_Requirement_. Write out the entire listing below exactly as it appears, minus any pictures.

Stored data entries:

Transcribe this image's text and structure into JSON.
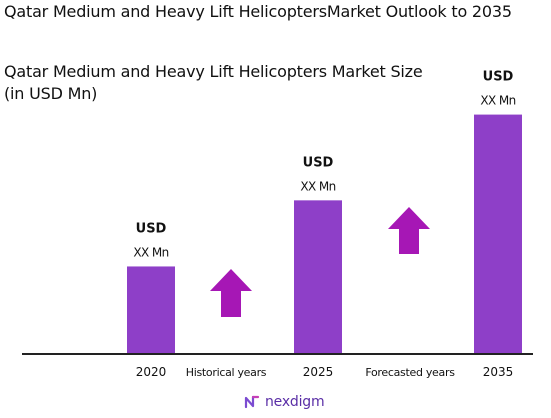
{
  "title": "Qatar Medium and Heavy Lift HelicoptersMarket Outlook to 2035",
  "subtitle": "Qatar Medium and Heavy Lift Helicopters Market Size (in USD Mn)",
  "brand": "nexdigm",
  "colors": {
    "bar": "#8e3fc8",
    "arrow": "#a617b5",
    "axis": "#222222",
    "brand": "#5a2ea6"
  },
  "chart_data": {
    "type": "bar",
    "categories": [
      "2020",
      "2025",
      "2035"
    ],
    "values": [
      98,
      172,
      268
    ],
    "value_labels": [
      {
        "currency": "USD",
        "value": "XX Mn"
      },
      {
        "currency": "USD",
        "value": "XX Mn"
      },
      {
        "currency": "USD",
        "value": "XX Mn"
      }
    ],
    "period_labels": [
      "Historical years",
      "Forecasted years"
    ],
    "ylim": [
      0,
      300
    ],
    "grid": false,
    "legend": "none"
  }
}
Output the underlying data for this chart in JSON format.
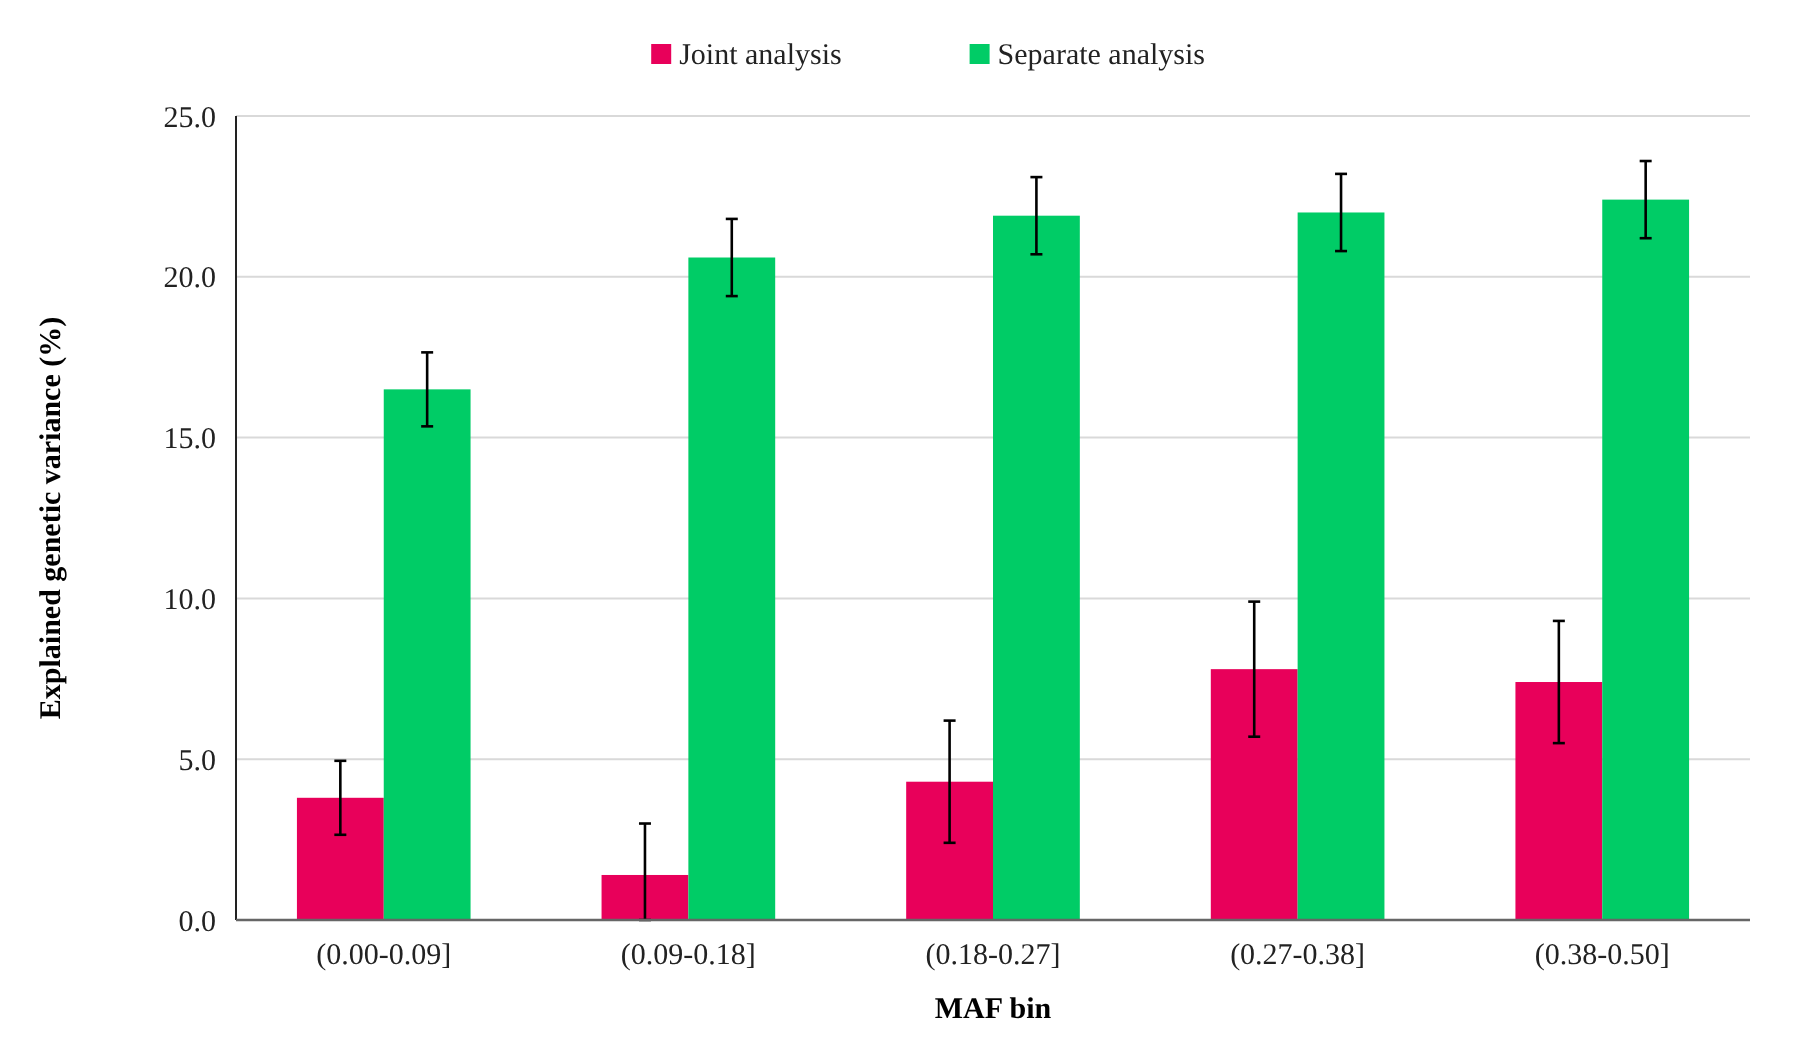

_Task result_.
Transcribe this image's text and structure into JSON.
{
  "title": "Qatar Medium and Heavy Lift HelicoptersMarket Outlook to 2035",
  "subtitle": "Qatar Medium and Heavy Lift Helicopters Market Size (in USD Mn)",
  "brand": "nexdigm",
  "colors": {
    "bar": "#8e3fc8",
    "arrow": "#a617b5",
    "axis": "#222222",
    "brand": "#5a2ea6"
  },
  "chart_data": {
    "type": "bar",
    "categories": [
      "2020",
      "2025",
      "2035"
    ],
    "values": [
      98,
      172,
      268
    ],
    "value_labels": [
      {
        "currency": "USD",
        "value": "XX Mn"
      },
      {
        "currency": "USD",
        "value": "XX Mn"
      },
      {
        "currency": "USD",
        "value": "XX Mn"
      }
    ],
    "period_labels": [
      "Historical years",
      "Forecasted years"
    ],
    "ylim": [
      0,
      300
    ],
    "grid": false,
    "legend": "none"
  }
}
Output the underlying data for this chart in JSON format.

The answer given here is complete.